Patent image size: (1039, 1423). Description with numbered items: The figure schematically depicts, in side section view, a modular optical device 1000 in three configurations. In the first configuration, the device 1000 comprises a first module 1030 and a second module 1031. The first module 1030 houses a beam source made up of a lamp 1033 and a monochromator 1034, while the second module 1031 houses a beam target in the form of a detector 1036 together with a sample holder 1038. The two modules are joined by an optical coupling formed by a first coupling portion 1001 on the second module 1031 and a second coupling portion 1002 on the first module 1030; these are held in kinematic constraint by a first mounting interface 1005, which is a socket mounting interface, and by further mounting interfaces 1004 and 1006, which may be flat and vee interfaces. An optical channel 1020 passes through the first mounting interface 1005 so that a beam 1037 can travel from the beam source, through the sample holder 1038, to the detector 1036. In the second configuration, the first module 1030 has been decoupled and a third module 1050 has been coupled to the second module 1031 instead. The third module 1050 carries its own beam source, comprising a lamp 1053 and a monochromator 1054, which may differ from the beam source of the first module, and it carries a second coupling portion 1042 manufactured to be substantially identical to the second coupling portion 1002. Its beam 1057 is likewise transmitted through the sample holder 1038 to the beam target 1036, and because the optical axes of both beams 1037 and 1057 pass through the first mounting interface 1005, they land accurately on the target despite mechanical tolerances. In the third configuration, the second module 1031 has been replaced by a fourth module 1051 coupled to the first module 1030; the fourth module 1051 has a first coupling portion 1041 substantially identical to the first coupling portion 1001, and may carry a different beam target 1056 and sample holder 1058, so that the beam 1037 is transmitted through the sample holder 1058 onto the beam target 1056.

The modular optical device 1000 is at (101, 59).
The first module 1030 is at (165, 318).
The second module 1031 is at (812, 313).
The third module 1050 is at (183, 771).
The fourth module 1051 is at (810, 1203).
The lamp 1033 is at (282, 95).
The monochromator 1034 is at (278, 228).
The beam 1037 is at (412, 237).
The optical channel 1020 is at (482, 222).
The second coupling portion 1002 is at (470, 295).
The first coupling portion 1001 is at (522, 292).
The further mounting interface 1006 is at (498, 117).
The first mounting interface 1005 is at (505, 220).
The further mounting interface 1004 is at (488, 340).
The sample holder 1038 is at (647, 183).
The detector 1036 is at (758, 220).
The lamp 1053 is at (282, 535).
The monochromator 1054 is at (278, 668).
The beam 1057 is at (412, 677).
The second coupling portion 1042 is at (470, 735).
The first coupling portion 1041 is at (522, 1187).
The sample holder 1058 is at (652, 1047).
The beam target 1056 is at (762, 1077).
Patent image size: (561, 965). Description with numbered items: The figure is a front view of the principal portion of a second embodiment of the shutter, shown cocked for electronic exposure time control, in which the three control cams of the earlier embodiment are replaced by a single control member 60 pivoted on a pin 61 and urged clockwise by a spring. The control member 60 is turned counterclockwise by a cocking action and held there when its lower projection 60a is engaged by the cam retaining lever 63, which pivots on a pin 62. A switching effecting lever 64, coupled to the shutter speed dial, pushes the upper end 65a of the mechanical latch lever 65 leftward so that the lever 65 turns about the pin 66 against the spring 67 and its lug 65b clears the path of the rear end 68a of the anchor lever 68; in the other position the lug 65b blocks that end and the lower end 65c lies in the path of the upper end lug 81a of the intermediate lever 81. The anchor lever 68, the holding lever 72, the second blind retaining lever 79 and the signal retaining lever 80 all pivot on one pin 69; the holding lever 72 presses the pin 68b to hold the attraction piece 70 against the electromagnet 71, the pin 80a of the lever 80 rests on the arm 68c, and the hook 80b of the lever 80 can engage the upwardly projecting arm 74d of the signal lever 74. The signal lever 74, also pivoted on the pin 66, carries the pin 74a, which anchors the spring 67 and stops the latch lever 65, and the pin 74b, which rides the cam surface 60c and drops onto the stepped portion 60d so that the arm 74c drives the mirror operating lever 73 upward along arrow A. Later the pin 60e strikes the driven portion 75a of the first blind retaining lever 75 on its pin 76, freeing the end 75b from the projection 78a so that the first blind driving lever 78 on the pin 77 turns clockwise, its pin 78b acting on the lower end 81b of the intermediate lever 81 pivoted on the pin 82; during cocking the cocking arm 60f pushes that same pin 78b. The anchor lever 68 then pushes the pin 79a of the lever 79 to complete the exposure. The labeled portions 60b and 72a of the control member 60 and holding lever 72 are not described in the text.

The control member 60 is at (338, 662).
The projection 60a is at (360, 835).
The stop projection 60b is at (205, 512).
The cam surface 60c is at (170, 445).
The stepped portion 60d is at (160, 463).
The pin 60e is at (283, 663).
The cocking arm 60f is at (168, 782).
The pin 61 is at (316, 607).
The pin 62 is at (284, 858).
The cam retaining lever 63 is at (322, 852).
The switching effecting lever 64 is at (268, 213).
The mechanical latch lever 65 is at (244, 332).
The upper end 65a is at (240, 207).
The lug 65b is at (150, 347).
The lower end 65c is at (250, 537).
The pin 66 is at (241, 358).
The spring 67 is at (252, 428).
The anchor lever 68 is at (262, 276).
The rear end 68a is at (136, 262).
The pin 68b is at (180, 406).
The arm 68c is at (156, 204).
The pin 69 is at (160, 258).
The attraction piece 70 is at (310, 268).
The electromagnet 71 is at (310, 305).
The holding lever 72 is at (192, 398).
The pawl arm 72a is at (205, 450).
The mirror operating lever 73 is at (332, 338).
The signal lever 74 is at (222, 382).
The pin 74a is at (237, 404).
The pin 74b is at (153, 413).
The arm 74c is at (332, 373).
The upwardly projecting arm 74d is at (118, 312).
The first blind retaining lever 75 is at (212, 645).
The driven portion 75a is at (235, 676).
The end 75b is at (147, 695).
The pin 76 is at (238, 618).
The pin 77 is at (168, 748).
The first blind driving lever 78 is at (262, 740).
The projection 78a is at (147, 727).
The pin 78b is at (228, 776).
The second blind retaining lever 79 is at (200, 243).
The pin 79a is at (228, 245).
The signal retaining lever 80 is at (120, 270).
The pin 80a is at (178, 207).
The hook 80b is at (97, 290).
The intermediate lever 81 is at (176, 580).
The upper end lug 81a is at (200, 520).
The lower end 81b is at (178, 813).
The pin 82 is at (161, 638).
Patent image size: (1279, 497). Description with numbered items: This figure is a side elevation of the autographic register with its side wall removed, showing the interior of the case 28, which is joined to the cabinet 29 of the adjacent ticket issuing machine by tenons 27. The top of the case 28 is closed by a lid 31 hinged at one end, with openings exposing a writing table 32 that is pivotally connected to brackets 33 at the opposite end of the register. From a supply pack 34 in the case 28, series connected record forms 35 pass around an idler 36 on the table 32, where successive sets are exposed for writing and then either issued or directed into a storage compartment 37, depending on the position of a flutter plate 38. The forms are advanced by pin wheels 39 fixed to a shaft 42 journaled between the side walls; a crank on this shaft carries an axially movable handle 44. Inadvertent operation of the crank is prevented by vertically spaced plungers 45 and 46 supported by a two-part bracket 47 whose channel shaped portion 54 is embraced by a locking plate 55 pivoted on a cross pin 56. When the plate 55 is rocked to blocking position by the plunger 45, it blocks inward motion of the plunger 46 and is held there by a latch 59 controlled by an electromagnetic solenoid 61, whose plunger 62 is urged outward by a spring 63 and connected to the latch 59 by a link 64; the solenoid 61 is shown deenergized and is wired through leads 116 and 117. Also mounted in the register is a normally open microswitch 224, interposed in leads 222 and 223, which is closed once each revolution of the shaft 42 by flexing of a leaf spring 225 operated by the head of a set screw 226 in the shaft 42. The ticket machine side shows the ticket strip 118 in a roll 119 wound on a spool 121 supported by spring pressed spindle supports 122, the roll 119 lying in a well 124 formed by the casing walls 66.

---

任务说明: 列出上面条目中所有含有字符串“lying”的行，每行原样抄出。

回答:
Patent image size: (1279, 497). Description with numbered items: This figure is a side elevation of the autographic register with its side wall removed, showing the interior of the case 28, which is joined to the cabinet 29 of the adjacent ticket issuing machine by tenons 27. The top of the case 28 is closed by a lid 31 hinged at one end, with openings exposing a writing table 32 that is pivotally connected to brackets 33 at the opposite end of the register. From a supply pack 34 in the case 28, series connected record forms 35 pass around an idler 36 on the table 32, where successive sets are exposed for writing and then either issued or directed into a storage compartment 37, depending on the position of a flutter plate 38. The forms are advanced by pin wheels 39 fixed to a shaft 42 journaled between the side walls; a crank on this shaft carries an axially movable handle 44. Inadvertent operation of the crank is prevented by vertically spaced plungers 45 and 46 supported by a two-part bracket 47 whose channel shaped portion 54 is embraced by a locking plate 55 pivoted on a cross pin 56. When the plate 55 is rocked to blocking position by the plunger 45, it blocks inward motion of the plunger 46 and is held there by a latch 59 controlled by an electromagnetic solenoid 61, whose plunger 62 is urged outward by a spring 63 and connected to the latch 59 by a link 64; the solenoid 61 is shown deenergized and is wired through leads 116 and 117. Also mounted in the register is a normally open microswitch 224, interposed in leads 222 and 223, which is closed once each revolution of the shaft 42 by flexing of a leaf spring 225 operated by the head of a set screw 226 in the shaft 42. The ticket machine side shows the ticket strip 118 in a roll 119 wound on a spool 121 supported by spring pressed spindle supports 122, the roll 119 lying in a well 124 formed by the casing walls 66.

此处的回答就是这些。